Listed entries ▸

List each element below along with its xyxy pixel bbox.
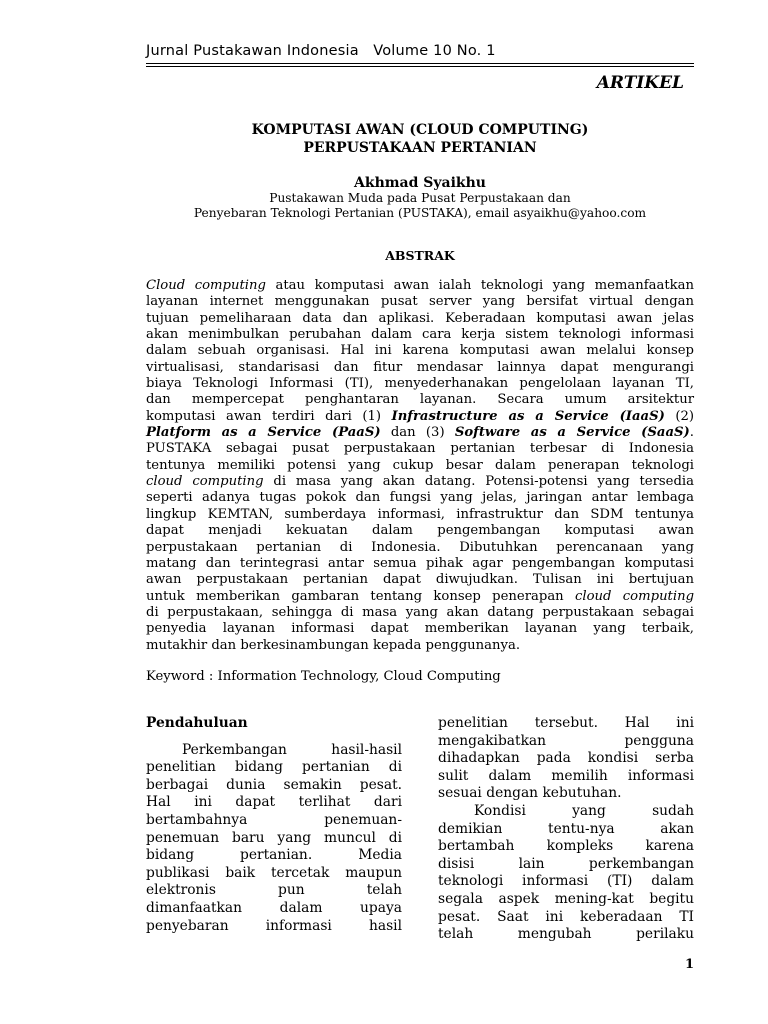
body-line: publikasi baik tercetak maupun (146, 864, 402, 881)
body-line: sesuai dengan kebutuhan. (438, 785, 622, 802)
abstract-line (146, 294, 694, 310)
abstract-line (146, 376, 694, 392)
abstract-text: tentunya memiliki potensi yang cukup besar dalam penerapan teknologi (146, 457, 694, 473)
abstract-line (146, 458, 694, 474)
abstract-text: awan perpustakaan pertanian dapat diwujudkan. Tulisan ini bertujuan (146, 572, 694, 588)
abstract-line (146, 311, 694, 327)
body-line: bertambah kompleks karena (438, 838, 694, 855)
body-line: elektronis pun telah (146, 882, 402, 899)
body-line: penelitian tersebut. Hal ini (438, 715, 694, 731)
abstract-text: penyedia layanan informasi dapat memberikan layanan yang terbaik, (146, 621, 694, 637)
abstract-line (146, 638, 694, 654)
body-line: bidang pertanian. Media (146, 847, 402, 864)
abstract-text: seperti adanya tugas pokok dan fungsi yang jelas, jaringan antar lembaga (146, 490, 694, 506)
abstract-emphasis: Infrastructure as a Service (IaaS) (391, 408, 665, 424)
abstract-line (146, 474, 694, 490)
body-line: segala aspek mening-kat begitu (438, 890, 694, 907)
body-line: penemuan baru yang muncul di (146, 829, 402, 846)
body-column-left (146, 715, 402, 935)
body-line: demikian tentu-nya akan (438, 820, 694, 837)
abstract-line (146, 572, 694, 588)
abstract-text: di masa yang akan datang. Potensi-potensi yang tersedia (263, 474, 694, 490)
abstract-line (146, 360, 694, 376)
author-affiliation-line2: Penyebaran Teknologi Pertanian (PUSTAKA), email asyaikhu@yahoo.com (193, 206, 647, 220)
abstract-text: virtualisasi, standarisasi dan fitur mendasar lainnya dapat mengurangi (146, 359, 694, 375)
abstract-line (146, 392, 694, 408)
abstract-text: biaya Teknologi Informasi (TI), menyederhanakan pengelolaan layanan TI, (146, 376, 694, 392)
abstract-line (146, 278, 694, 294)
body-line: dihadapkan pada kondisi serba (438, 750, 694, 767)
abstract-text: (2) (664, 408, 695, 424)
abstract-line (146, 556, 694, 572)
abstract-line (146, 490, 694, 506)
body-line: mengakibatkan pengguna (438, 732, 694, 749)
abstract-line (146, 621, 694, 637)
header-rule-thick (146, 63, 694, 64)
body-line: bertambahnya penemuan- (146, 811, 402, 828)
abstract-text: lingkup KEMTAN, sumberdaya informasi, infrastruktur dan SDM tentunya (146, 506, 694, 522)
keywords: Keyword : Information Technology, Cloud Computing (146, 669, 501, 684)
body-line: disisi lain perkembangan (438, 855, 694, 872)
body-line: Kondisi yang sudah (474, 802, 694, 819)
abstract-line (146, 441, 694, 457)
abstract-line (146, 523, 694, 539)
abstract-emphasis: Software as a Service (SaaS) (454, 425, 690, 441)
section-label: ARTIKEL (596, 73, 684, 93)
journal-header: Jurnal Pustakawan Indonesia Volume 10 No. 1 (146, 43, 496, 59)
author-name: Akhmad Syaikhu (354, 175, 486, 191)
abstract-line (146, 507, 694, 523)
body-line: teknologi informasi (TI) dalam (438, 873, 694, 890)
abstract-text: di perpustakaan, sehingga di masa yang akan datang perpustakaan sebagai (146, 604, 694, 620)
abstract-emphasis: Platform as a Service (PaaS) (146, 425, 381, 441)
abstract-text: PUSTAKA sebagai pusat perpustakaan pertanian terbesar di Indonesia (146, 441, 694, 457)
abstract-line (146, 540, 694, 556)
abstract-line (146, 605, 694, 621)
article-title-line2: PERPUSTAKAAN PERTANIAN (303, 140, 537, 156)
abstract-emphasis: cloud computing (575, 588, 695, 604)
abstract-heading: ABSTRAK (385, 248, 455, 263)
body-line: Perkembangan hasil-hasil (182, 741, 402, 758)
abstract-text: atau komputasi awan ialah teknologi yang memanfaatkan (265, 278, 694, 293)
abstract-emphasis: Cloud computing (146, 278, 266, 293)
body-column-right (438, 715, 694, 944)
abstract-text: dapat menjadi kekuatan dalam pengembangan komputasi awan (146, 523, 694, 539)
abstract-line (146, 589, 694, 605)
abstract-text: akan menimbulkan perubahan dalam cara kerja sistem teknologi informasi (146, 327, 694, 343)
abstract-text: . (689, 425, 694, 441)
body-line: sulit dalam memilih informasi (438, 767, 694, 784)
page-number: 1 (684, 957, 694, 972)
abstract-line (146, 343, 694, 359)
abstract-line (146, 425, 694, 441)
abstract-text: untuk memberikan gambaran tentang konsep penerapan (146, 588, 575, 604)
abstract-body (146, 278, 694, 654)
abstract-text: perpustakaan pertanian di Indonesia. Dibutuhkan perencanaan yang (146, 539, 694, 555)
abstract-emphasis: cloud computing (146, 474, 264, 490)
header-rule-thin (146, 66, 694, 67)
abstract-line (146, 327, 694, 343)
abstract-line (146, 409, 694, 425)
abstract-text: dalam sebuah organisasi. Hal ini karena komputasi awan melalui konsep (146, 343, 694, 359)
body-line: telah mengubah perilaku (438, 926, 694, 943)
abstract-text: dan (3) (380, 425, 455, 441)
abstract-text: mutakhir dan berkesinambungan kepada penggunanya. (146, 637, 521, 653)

To do ▸ Reproduce every line of the material above verbatim, omitting the picture.

Expected answer ▸
List each element below along with its xyxy pixel bbox.
body-line: publikasi baik tercetak maupun (146, 864, 402, 881)
body-line: sesuai dengan kebutuhan. (438, 785, 622, 802)
abstract-line (146, 294, 694, 310)
abstract-line (146, 376, 694, 392)
abstract-text: tentunya memiliki potensi yang cukup besar dalam penerapan teknologi (146, 457, 694, 473)
abstract-line (146, 458, 694, 474)
abstract-text: awan perpustakaan pertanian dapat diwujudkan. Tulisan ini bertujuan (146, 572, 694, 588)
abstract-line (146, 311, 694, 327)
body-line: bertambah kompleks karena (438, 838, 694, 855)
body-line: elektronis pun telah (146, 882, 402, 899)
body-line: penelitian tersebut. Hal ini (438, 715, 694, 731)
abstract-text: penyedia layanan informasi dapat memberikan layanan yang terbaik, (146, 621, 694, 637)
abstract-line (146, 638, 694, 654)
body-line: bidang pertanian. Media (146, 847, 402, 864)
abstract-text: seperti adanya tugas pokok dan fungsi yang jelas, jaringan antar lembaga (146, 490, 694, 506)
abstract-emphasis: Infrastructure as a Service (IaaS) (391, 408, 665, 424)
abstract-line (146, 474, 694, 490)
body-line: segala aspek mening-kat begitu (438, 890, 694, 907)
body-line: penemuan baru yang muncul di (146, 829, 402, 846)
body-column-left (146, 715, 402, 935)
body-line: demikian tentu-nya akan (438, 820, 694, 837)
abstract-line (146, 572, 694, 588)
abstract-text: di masa yang akan datang. Potensi-potensi yang tersedia (263, 474, 694, 490)
abstract-line (146, 360, 694, 376)
author-affiliation-line2: Penyebaran Teknologi Pertanian (PUSTAKA), email asyaikhu@yahoo.com (193, 206, 647, 220)
abstract-text: virtualisasi, standarisasi dan fitur mendasar lainnya dapat mengurangi (146, 359, 694, 375)
abstract-line (146, 392, 694, 408)
abstract-text: biaya Teknologi Informasi (TI), menyederhanakan pengelolaan layanan TI, (146, 376, 694, 392)
abstract-line (146, 278, 694, 294)
body-line: dihadapkan pada kondisi serba (438, 750, 694, 767)
abstract-text: (2) (664, 408, 695, 424)
abstract-line (146, 556, 694, 572)
abstract-line (146, 490, 694, 506)
body-line: mengakibatkan pengguna (438, 732, 694, 749)
abstract-line (146, 621, 694, 637)
header-rule-thick (146, 63, 694, 64)
body-line: bertambahnya penemuan- (146, 811, 402, 828)
abstract-text: lingkup KEMTAN, sumberdaya informasi, infrastruktur dan SDM tentunya (146, 506, 694, 522)
keywords: Keyword : Information Technology, Cloud Computing (146, 669, 501, 684)
body-line: disisi lain perkembangan (438, 855, 694, 872)
body-line: Kondisi yang sudah (474, 802, 694, 819)
abstract-line (146, 441, 694, 457)
abstract-line (146, 523, 694, 539)
abstract-emphasis: Software as a Service (SaaS) (454, 425, 690, 441)
section-label: ARTIKEL (596, 73, 684, 93)
journal-header: Jurnal Pustakawan Indonesia Volume 10 No. 1 (146, 43, 496, 59)
author-name: Akhmad Syaikhu (354, 175, 486, 191)
abstract-line (146, 507, 694, 523)
body-line: teknologi informasi (TI) dalam (438, 873, 694, 890)
abstract-text: di perpustakaan, sehingga di masa yang akan datang perpustakaan sebagai (146, 604, 694, 620)
abstract-emphasis: Platform as a Service (PaaS) (146, 425, 381, 441)
abstract-text: PUSTAKA sebagai pusat perpustakaan pertanian terbesar di Indonesia (146, 441, 694, 457)
abstract-line (146, 540, 694, 556)
abstract-line (146, 605, 694, 621)
article-title-line2: PERPUSTAKAAN PERTANIAN (303, 140, 537, 156)
abstract-emphasis: cloud computing (575, 588, 695, 604)
abstract-heading: ABSTRAK (385, 248, 455, 263)
body-line: Perkembangan hasil-hasil (182, 741, 402, 758)
abstract-text: atau komputasi awan ialah teknologi yang memanfaatkan (265, 278, 694, 293)
abstract-emphasis: Cloud computing (146, 278, 266, 293)
body-column-right (438, 715, 694, 944)
abstract-text: dapat menjadi kekuatan dalam pengembangan komputasi awan (146, 523, 694, 539)
abstract-line (146, 589, 694, 605)
abstract-text: akan menimbulkan perubahan dalam cara kerja sistem teknologi informasi (146, 327, 694, 343)
abstract-text: . (689, 425, 694, 441)
body-line: sulit dalam memilih informasi (438, 767, 694, 784)
page-number: 1 (684, 957, 694, 972)
abstract-line (146, 343, 694, 359)
abstract-line (146, 425, 694, 441)
abstract-text: untuk memberikan gambaran tentang konsep penerapan (146, 588, 575, 604)
abstract-body (146, 278, 694, 654)
abstract-text: perpustakaan pertanian di Indonesia. Dibutuhkan perencanaan yang (146, 539, 694, 555)
abstract-emphasis: cloud computing (146, 474, 264, 490)
header-rule-thin (146, 66, 694, 67)
abstract-line (146, 327, 694, 343)
abstract-line (146, 409, 694, 425)
abstract-text: dalam sebuah organisasi. Hal ini karena komputasi awan melalui konsep (146, 343, 694, 359)
body-line: telah mengubah perilaku (438, 926, 694, 943)
abstract-text: dan (3) (380, 425, 455, 441)
abstract-text: mutakhir dan berkesinambungan kepada penggunanya. (146, 637, 521, 653)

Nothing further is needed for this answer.